[Entries with figure data]
[start]
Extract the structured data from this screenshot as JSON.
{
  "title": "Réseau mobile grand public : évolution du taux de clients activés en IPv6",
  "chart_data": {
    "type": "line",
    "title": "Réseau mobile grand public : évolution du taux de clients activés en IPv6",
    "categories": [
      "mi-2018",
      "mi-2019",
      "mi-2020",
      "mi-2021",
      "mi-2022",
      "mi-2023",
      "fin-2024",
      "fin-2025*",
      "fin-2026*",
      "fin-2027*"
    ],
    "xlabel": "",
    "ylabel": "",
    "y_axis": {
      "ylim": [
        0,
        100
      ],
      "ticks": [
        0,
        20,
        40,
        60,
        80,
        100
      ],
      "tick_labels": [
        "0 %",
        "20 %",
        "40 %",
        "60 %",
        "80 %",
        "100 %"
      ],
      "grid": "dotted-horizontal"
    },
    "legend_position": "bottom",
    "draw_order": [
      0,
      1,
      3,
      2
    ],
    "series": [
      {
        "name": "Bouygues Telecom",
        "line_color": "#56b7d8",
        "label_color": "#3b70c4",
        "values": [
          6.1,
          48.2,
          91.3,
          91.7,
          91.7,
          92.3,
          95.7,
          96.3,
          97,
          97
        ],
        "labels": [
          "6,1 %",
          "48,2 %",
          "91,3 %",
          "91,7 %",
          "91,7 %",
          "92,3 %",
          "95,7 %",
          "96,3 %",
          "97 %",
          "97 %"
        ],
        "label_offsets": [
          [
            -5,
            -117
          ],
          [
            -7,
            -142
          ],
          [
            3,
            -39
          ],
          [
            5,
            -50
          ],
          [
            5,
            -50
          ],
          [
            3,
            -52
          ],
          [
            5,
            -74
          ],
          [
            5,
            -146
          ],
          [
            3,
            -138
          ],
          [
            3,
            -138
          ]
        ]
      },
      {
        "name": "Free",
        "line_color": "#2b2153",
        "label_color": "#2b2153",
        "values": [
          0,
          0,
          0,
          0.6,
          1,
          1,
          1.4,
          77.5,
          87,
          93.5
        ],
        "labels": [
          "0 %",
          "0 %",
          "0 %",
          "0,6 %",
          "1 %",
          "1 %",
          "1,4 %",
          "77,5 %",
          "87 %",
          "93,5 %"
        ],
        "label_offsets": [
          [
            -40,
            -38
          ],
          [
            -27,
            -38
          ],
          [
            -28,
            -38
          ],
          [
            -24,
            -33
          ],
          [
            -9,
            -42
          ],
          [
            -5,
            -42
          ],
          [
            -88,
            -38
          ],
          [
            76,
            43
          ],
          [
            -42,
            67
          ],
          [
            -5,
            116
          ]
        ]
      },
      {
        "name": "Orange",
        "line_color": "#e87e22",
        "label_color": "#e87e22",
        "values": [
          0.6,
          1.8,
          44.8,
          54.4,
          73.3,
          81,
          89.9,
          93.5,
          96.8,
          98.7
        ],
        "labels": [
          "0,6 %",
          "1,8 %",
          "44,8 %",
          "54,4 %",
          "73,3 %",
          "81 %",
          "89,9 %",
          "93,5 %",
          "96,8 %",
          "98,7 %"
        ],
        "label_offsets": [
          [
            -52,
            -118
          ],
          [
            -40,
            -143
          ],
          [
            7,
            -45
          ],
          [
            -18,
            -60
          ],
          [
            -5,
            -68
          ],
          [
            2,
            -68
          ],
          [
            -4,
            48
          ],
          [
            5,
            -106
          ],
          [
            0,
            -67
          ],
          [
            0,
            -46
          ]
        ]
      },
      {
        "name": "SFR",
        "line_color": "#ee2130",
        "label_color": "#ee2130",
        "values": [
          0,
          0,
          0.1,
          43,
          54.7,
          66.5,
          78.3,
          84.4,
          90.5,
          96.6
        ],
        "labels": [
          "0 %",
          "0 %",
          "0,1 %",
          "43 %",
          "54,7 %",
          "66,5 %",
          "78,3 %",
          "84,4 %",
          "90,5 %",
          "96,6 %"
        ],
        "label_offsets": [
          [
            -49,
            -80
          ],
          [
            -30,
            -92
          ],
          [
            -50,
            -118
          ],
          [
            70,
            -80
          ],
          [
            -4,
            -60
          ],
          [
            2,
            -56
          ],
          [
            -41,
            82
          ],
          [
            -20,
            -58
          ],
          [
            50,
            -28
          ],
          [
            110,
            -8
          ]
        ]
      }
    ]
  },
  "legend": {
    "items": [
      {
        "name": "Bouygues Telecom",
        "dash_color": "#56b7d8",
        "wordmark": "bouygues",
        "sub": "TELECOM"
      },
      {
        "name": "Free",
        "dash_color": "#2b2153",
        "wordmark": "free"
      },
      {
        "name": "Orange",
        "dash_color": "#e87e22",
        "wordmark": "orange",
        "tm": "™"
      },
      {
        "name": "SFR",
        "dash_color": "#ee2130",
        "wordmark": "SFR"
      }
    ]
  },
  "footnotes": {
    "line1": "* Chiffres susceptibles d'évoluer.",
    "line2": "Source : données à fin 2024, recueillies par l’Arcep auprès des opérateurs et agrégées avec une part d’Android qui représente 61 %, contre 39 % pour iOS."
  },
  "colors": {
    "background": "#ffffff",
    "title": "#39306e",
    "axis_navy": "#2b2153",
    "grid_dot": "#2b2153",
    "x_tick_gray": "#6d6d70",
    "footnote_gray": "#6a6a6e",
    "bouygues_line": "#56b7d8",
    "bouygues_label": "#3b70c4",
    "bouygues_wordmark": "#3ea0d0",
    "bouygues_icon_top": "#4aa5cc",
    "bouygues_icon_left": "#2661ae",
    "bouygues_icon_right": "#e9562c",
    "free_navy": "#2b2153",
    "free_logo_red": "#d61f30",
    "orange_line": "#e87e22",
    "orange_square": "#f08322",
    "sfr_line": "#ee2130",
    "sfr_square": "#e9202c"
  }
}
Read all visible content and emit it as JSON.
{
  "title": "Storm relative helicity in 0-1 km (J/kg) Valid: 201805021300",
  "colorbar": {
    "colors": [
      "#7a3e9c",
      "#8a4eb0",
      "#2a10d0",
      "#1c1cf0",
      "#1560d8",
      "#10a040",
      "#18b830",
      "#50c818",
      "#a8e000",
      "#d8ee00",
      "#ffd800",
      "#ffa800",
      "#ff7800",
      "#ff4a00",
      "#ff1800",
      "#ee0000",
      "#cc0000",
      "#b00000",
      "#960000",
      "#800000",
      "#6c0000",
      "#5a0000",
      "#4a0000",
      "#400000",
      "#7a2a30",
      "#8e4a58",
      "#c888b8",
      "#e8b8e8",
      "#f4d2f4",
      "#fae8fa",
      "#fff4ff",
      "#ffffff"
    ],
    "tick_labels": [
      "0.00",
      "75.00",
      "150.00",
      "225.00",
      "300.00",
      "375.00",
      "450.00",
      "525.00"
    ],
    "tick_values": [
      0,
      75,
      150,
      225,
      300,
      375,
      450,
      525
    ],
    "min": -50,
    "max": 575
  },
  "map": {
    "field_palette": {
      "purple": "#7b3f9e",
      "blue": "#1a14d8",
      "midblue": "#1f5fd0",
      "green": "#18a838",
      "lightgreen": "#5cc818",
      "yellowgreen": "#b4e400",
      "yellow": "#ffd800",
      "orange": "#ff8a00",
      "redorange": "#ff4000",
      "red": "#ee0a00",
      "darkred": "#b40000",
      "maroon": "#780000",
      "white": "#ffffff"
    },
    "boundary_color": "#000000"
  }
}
[end]
→ Problem to solve
Retype the material above, line by line, exactly.

→ Task result
Extract the structured data from this screenshot as JSON.
{
  "title": "Réseau mobile grand public : évolution du taux de clients activés en IPv6",
  "chart_data": {
    "type": "line",
    "title": "Réseau mobile grand public : évolution du taux de clients activés en IPv6",
    "categories": [
      "mi-2018",
      "mi-2019",
      "mi-2020",
      "mi-2021",
      "mi-2022",
      "mi-2023",
      "fin-2024",
      "fin-2025*",
      "fin-2026*",
      "fin-2027*"
    ],
    "xlabel": "",
    "ylabel": "",
    "y_axis": {
      "ylim": [
        0,
        100
      ],
      "ticks": [
        0,
        20,
        40,
        60,
        80,
        100
      ],
      "tick_labels": [
        "0 %",
        "20 %",
        "40 %",
        "60 %",
        "80 %",
        "100 %"
      ],
      "grid": "dotted-horizontal"
    },
    "legend_position": "bottom",
    "draw_order": [
      0,
      1,
      3,
      2
    ],
    "series": [
      {
        "name": "Bouygues Telecom",
        "line_color": "#56b7d8",
        "label_color": "#3b70c4",
        "values": [
          6.1,
          48.2,
          91.3,
          91.7,
          91.7,
          92.3,
          95.7,
          96.3,
          97,
          97
        ],
        "labels": [
          "6,1 %",
          "48,2 %",
          "91,3 %",
          "91,7 %",
          "91,7 %",
          "92,3 %",
          "95,7 %",
          "96,3 %",
          "97 %",
          "97 %"
        ],
        "label_offsets": [
          [
            -5,
            -117
          ],
          [
            -7,
            -142
          ],
          [
            3,
            -39
          ],
          [
            5,
            -50
          ],
          [
            5,
            -50
          ],
          [
            3,
            -52
          ],
          [
            5,
            -74
          ],
          [
            5,
            -146
          ],
          [
            3,
            -138
          ],
          [
            3,
            -138
          ]
        ]
      },
      {
        "name": "Free",
        "line_color": "#2b2153",
        "label_color": "#2b2153",
        "values": [
          0,
          0,
          0,
          0.6,
          1,
          1,
          1.4,
          77.5,
          87,
          93.5
        ],
        "labels": [
          "0 %",
          "0 %",
          "0 %",
          "0,6 %",
          "1 %",
          "1 %",
          "1,4 %",
          "77,5 %",
          "87 %",
          "93,5 %"
        ],
        "label_offsets": [
          [
            -40,
            -38
          ],
          [
            -27,
            -38
          ],
          [
            -28,
            -38
          ],
          [
            -24,
            -33
          ],
          [
            -9,
            -42
          ],
          [
            -5,
            -42
          ],
          [
            -88,
            -38
          ],
          [
            76,
            43
          ],
          [
            -42,
            67
          ],
          [
            -5,
            116
          ]
        ]
      },
      {
        "name": "Orange",
        "line_color": "#e87e22",
        "label_color": "#e87e22",
        "values": [
          0.6,
          1.8,
          44.8,
          54.4,
          73.3,
          81,
          89.9,
          93.5,
          96.8,
          98.7
        ],
        "labels": [
          "0,6 %",
          "1,8 %",
          "44,8 %",
          "54,4 %",
          "73,3 %",
          "81 %",
          "89,9 %",
          "93,5 %",
          "96,8 %",
          "98,7 %"
        ],
        "label_offsets": [
          [
            -52,
            -118
          ],
          [
            -40,
            -143
          ],
          [
            7,
            -45
          ],
          [
            -18,
            -60
          ],
          [
            -5,
            -68
          ],
          [
            2,
            -68
          ],
          [
            -4,
            48
          ],
          [
            5,
            -106
          ],
          [
            0,
            -67
          ],
          [
            0,
            -46
          ]
        ]
      },
      {
        "name": "SFR",
        "line_color": "#ee2130",
        "label_color": "#ee2130",
        "values": [
          0,
          0,
          0.1,
          43,
          54.7,
          66.5,
          78.3,
          84.4,
          90.5,
          96.6
        ],
        "labels": [
          "0 %",
          "0 %",
          "0,1 %",
          "43 %",
          "54,7 %",
          "66,5 %",
          "78,3 %",
          "84,4 %",
          "90,5 %",
          "96,6 %"
        ],
        "label_offsets": [
          [
            -49,
            -80
          ],
          [
            -30,
            -92
          ],
          [
            -50,
            -118
          ],
          [
            70,
            -80
          ],
          [
            -4,
            -60
          ],
          [
            2,
            -56
          ],
          [
            -41,
            82
          ],
          [
            -20,
            -58
          ],
          [
            50,
            -28
          ],
          [
            110,
            -8
          ]
        ]
      }
    ]
  },
  "legend": {
    "items": [
      {
        "name": "Bouygues Telecom",
        "dash_color": "#56b7d8",
        "wordmark": "bouygues",
        "sub": "TELECOM"
      },
      {
        "name": "Free",
        "dash_color": "#2b2153",
        "wordmark": "free"
      },
      {
        "name": "Orange",
        "dash_color": "#e87e22",
        "wordmark": "orange",
        "tm": "™"
      },
      {
        "name": "SFR",
        "dash_color": "#ee2130",
        "wordmark": "SFR"
      }
    ]
  },
  "footnotes": {
    "line1": "* Chiffres susceptibles d'évoluer.",
    "line2": "Source : données à fin 2024, recueillies par l’Arcep auprès des opérateurs et agrégées avec une part d’Android qui représente 61 %, contre 39 % pour iOS."
  },
  "colors": {
    "background": "#ffffff",
    "title": "#39306e",
    "axis_navy": "#2b2153",
    "grid_dot": "#2b2153",
    "x_tick_gray": "#6d6d70",
    "footnote_gray": "#6a6a6e",
    "bouygues_line": "#56b7d8",
    "bouygues_label": "#3b70c4",
    "bouygues_wordmark": "#3ea0d0",
    "bouygues_icon_top": "#4aa5cc",
    "bouygues_icon_left": "#2661ae",
    "bouygues_icon_right": "#e9562c",
    "free_navy": "#2b2153",
    "free_logo_red": "#d61f30",
    "orange_line": "#e87e22",
    "orange_square": "#f08322",
    "sfr_line": "#ee2130",
    "sfr_square": "#e9202c"
  }
}
Read all visible content and emit it as JSON.
{
  "title": "Storm relative helicity in 0-1 km (J/kg) Valid: 201805021300",
  "colorbar": {
    "colors": [
      "#7a3e9c",
      "#8a4eb0",
      "#2a10d0",
      "#1c1cf0",
      "#1560d8",
      "#10a040",
      "#18b830",
      "#50c818",
      "#a8e000",
      "#d8ee00",
      "#ffd800",
      "#ffa800",
      "#ff7800",
      "#ff4a00",
      "#ff1800",
      "#ee0000",
      "#cc0000",
      "#b00000",
      "#960000",
      "#800000",
      "#6c0000",
      "#5a0000",
      "#4a0000",
      "#400000",
      "#7a2a30",
      "#8e4a58",
      "#c888b8",
      "#e8b8e8",
      "#f4d2f4",
      "#fae8fa",
      "#fff4ff",
      "#ffffff"
    ],
    "tick_labels": [
      "0.00",
      "75.00",
      "150.00",
      "225.00",
      "300.00",
      "375.00",
      "450.00",
      "525.00"
    ],
    "tick_values": [
      0,
      75,
      150,
      225,
      300,
      375,
      450,
      525
    ],
    "min": -50,
    "max": 575
  },
  "map": {
    "field_palette": {
      "purple": "#7b3f9e",
      "blue": "#1a14d8",
      "midblue": "#1f5fd0",
      "green": "#18a838",
      "lightgreen": "#5cc818",
      "yellowgreen": "#b4e400",
      "yellow": "#ffd800",
      "orange": "#ff8a00",
      "redorange": "#ff4000",
      "red": "#ee0a00",
      "darkred": "#b40000",
      "maroon": "#780000",
      "white": "#ffffff"
    },
    "boundary_color": "#000000"
  }
}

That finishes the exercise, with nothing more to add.